[Data tied to figure images]
#####
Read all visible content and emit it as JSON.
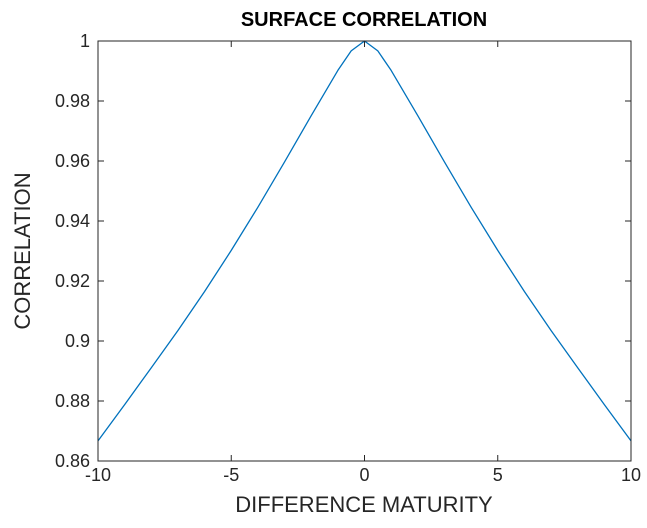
{
  "chart_data": {
    "type": "line",
    "title": "SURFACE CORRELATION",
    "xlabel": "DIFFERENCE MATURITY",
    "ylabel": "CORRELATION",
    "xlim": [
      -10,
      10
    ],
    "ylim": [
      0.86,
      1
    ],
    "xticks": [
      -10,
      -5,
      0,
      5,
      10
    ],
    "xtick_labels": [
      "-10",
      "-5",
      "0",
      "5",
      "10"
    ],
    "yticks": [
      0.86,
      0.88,
      0.9,
      0.92,
      0.94,
      0.96,
      0.98,
      1
    ],
    "ytick_labels": [
      "0.86",
      "0.88",
      "0.9",
      "0.92",
      "0.94",
      "0.96",
      "0.98",
      "1"
    ],
    "grid": false,
    "line_color": "#0072bd",
    "axis_color": "#262626",
    "series": [
      {
        "x": [
          -10,
          -9,
          -8,
          -7,
          -6,
          -5,
          -4,
          -3,
          -2,
          -1,
          -0.5,
          0,
          0.5,
          1,
          2,
          3,
          4,
          5,
          6,
          7,
          8,
          9,
          10
        ],
        "values": [
          0.8667,
          0.8788,
          0.8911,
          0.9035,
          0.9165,
          0.9302,
          0.9446,
          0.9597,
          0.9751,
          0.9902,
          0.9967,
          1.0,
          0.9967,
          0.9902,
          0.9751,
          0.9597,
          0.9446,
          0.9302,
          0.9165,
          0.9035,
          0.8911,
          0.8788,
          0.8667
        ]
      }
    ]
  }
}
#####
§ **TASK TO COMPLETE**
Reproduce each line exactly, please, except for any pictures.

§ **PROBLEM SOLUTION**
Read all visible content and emit it as JSON.
{
  "chart_data": {
    "type": "line",
    "title": "SURFACE CORRELATION",
    "xlabel": "DIFFERENCE MATURITY",
    "ylabel": "CORRELATION",
    "xlim": [
      -10,
      10
    ],
    "ylim": [
      0.86,
      1
    ],
    "xticks": [
      -10,
      -5,
      0,
      5,
      10
    ],
    "xtick_labels": [
      "-10",
      "-5",
      "0",
      "5",
      "10"
    ],
    "yticks": [
      0.86,
      0.88,
      0.9,
      0.92,
      0.94,
      0.96,
      0.98,
      1
    ],
    "ytick_labels": [
      "0.86",
      "0.88",
      "0.9",
      "0.92",
      "0.94",
      "0.96",
      "0.98",
      "1"
    ],
    "grid": false,
    "line_color": "#0072bd",
    "axis_color": "#262626",
    "series": [
      {
        "x": [
          -10,
          -9,
          -8,
          -7,
          -6,
          -5,
          -4,
          -3,
          -2,
          -1,
          -0.5,
          0,
          0.5,
          1,
          2,
          3,
          4,
          5,
          6,
          7,
          8,
          9,
          10
        ],
        "values": [
          0.8667,
          0.8788,
          0.8911,
          0.9035,
          0.9165,
          0.9302,
          0.9446,
          0.9597,
          0.9751,
          0.9902,
          0.9967,
          1.0,
          0.9967,
          0.9902,
          0.9751,
          0.9597,
          0.9446,
          0.9302,
          0.9165,
          0.9035,
          0.8911,
          0.8788,
          0.8667
        ]
      }
    ]
  }
}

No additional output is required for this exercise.